### Records for processing
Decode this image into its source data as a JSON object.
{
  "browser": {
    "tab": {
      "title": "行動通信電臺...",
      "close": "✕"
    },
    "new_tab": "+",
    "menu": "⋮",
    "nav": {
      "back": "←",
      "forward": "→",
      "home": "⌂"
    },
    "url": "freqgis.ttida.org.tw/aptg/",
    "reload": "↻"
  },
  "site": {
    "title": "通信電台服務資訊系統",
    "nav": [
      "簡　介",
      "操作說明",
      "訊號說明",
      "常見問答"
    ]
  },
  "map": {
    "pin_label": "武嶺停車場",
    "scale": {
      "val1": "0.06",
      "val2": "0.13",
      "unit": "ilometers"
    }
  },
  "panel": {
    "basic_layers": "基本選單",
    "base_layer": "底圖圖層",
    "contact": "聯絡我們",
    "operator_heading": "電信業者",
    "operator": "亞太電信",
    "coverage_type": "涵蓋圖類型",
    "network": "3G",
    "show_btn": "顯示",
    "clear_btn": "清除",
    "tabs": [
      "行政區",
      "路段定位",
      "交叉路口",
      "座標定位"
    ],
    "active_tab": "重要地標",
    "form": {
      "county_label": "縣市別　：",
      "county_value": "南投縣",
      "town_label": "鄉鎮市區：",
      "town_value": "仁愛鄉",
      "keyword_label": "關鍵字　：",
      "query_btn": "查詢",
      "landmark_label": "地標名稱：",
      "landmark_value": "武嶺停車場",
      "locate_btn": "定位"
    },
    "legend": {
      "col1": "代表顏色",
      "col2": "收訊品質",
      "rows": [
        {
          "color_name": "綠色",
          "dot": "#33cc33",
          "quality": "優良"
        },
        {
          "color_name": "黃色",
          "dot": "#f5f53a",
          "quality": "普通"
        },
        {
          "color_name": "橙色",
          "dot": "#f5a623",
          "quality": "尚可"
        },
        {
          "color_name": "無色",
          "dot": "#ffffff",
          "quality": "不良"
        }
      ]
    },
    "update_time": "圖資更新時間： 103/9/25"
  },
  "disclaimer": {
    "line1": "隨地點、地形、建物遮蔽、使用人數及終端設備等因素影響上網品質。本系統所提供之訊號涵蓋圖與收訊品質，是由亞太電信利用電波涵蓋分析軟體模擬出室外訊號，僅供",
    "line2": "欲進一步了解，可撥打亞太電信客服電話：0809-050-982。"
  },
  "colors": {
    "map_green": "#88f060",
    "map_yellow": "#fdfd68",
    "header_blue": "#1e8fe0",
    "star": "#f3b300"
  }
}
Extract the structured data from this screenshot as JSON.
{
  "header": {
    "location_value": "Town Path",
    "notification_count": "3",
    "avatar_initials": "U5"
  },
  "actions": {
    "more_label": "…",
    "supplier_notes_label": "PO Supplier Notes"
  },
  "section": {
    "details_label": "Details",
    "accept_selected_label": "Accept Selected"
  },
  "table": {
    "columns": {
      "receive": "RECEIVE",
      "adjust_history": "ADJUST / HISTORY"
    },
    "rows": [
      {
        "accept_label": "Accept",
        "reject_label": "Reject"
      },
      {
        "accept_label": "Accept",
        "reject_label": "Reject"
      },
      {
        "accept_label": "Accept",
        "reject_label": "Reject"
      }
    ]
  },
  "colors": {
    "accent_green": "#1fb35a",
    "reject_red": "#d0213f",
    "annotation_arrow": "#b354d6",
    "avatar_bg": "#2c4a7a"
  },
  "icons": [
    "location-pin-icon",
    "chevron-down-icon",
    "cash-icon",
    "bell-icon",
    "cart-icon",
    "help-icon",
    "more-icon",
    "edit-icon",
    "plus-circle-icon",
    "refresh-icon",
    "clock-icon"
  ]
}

### Problem description
Search the preceding listing for "quality" and extract every line where it is found.

### Answer for the task
          "quality": "優良"
          "quality": "普通"
          "quality": "尚可"
          "quality": "不良"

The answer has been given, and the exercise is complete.